# INSTRUCTIONS TO FOLLOW:
Leave the pictures out and transcribe every record exactly.

[Figure contents as structured data]
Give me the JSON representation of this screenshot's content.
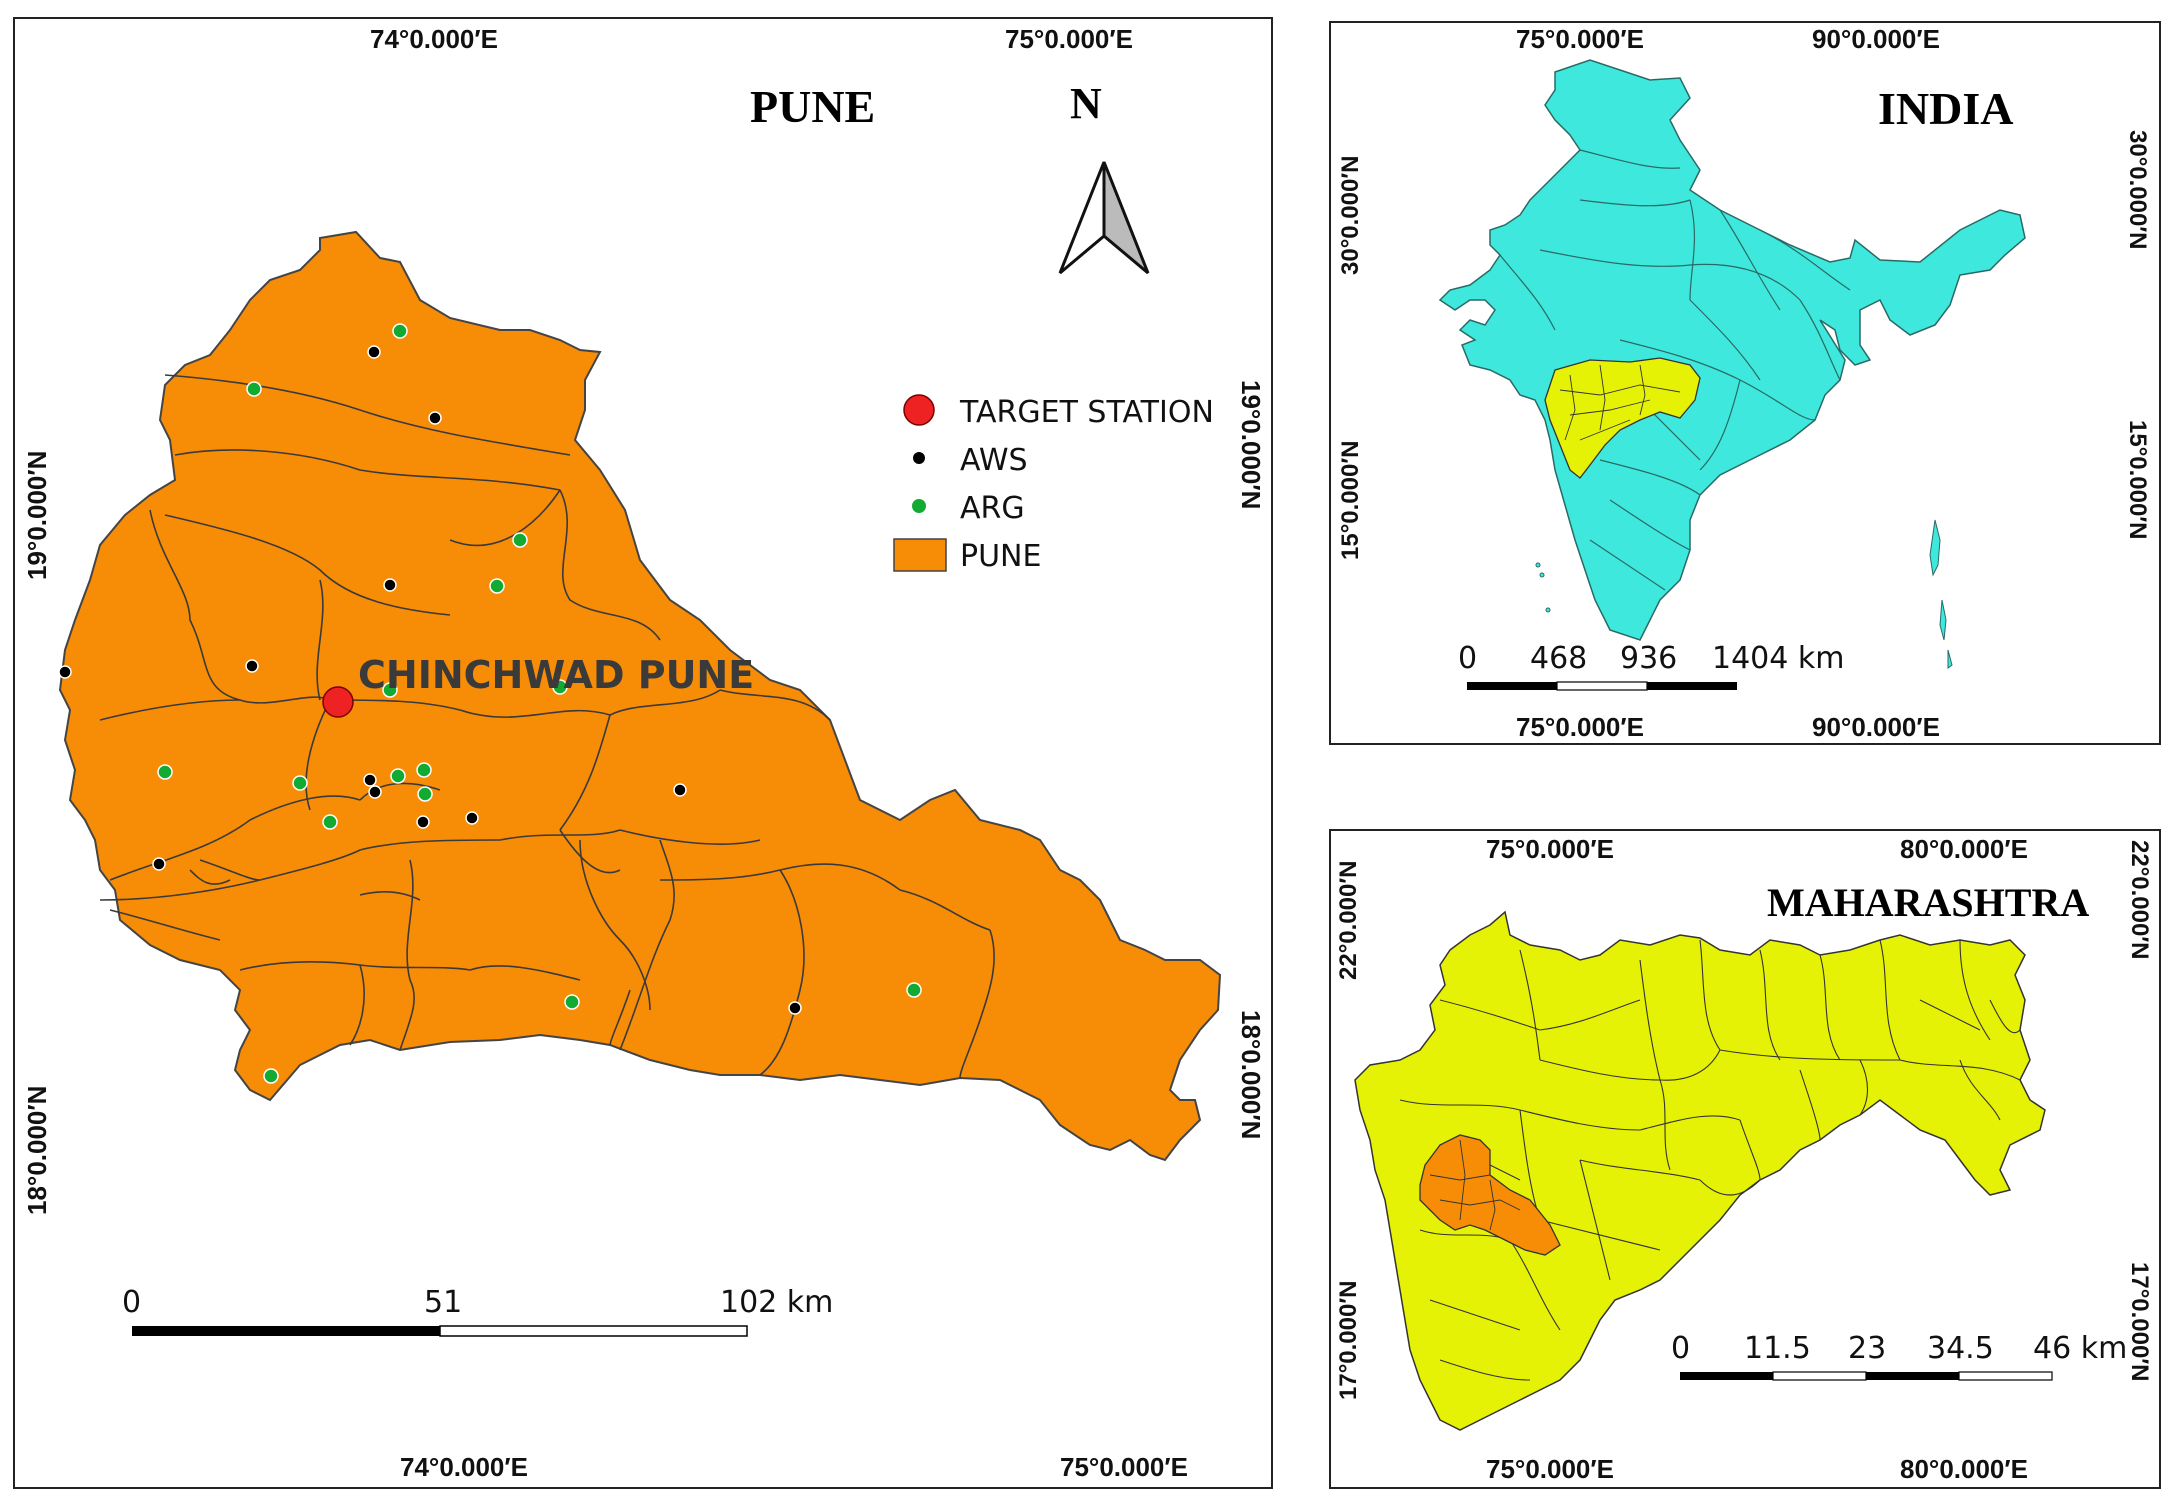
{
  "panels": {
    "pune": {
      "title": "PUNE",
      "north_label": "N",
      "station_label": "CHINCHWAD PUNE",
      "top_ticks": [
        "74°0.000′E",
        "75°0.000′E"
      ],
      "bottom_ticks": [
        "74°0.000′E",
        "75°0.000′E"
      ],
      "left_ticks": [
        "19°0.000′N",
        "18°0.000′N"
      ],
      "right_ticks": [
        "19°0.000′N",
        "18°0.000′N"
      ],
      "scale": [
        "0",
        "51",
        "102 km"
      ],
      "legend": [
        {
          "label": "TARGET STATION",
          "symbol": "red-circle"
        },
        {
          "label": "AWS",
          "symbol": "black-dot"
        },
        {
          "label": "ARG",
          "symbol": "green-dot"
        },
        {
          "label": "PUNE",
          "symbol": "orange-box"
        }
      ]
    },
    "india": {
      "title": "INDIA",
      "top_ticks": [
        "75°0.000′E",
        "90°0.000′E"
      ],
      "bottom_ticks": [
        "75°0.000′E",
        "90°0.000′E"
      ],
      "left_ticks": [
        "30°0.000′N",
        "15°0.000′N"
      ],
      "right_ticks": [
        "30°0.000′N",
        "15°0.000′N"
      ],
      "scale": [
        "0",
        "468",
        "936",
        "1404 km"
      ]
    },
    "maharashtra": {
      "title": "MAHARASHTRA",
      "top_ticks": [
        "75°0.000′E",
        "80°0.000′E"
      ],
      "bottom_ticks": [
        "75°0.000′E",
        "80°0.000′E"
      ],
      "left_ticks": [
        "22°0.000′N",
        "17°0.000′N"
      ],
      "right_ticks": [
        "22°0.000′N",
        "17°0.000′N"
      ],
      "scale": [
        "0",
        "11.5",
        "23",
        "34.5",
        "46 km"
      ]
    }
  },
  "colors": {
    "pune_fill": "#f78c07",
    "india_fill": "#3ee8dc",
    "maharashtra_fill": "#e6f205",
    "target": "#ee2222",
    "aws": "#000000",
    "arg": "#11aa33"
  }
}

# CORRECT OUTPUT:
Give me the JSON representation of this screenshot's content.
{
  "panels": {
    "pune": {
      "title": "PUNE",
      "north_label": "N",
      "station_label": "CHINCHWAD PUNE",
      "top_ticks": [
        "74°0.000′E",
        "75°0.000′E"
      ],
      "bottom_ticks": [
        "74°0.000′E",
        "75°0.000′E"
      ],
      "left_ticks": [
        "19°0.000′N",
        "18°0.000′N"
      ],
      "right_ticks": [
        "19°0.000′N",
        "18°0.000′N"
      ],
      "scale": [
        "0",
        "51",
        "102 km"
      ],
      "legend": [
        {
          "label": "TARGET STATION",
          "symbol": "red-circle"
        },
        {
          "label": "AWS",
          "symbol": "black-dot"
        },
        {
          "label": "ARG",
          "symbol": "green-dot"
        },
        {
          "label": "PUNE",
          "symbol": "orange-box"
        }
      ]
    },
    "india": {
      "title": "INDIA",
      "top_ticks": [
        "75°0.000′E",
        "90°0.000′E"
      ],
      "bottom_ticks": [
        "75°0.000′E",
        "90°0.000′E"
      ],
      "left_ticks": [
        "30°0.000′N",
        "15°0.000′N"
      ],
      "right_ticks": [
        "30°0.000′N",
        "15°0.000′N"
      ],
      "scale": [
        "0",
        "468",
        "936",
        "1404 km"
      ]
    },
    "maharashtra": {
      "title": "MAHARASHTRA",
      "top_ticks": [
        "75°0.000′E",
        "80°0.000′E"
      ],
      "bottom_ticks": [
        "75°0.000′E",
        "80°0.000′E"
      ],
      "left_ticks": [
        "22°0.000′N",
        "17°0.000′N"
      ],
      "right_ticks": [
        "22°0.000′N",
        "17°0.000′N"
      ],
      "scale": [
        "0",
        "11.5",
        "23",
        "34.5",
        "46 km"
      ]
    }
  },
  "colors": {
    "pune_fill": "#f78c07",
    "india_fill": "#3ee8dc",
    "maharashtra_fill": "#e6f205",
    "target": "#ee2222",
    "aws": "#000000",
    "arg": "#11aa33"
  }
}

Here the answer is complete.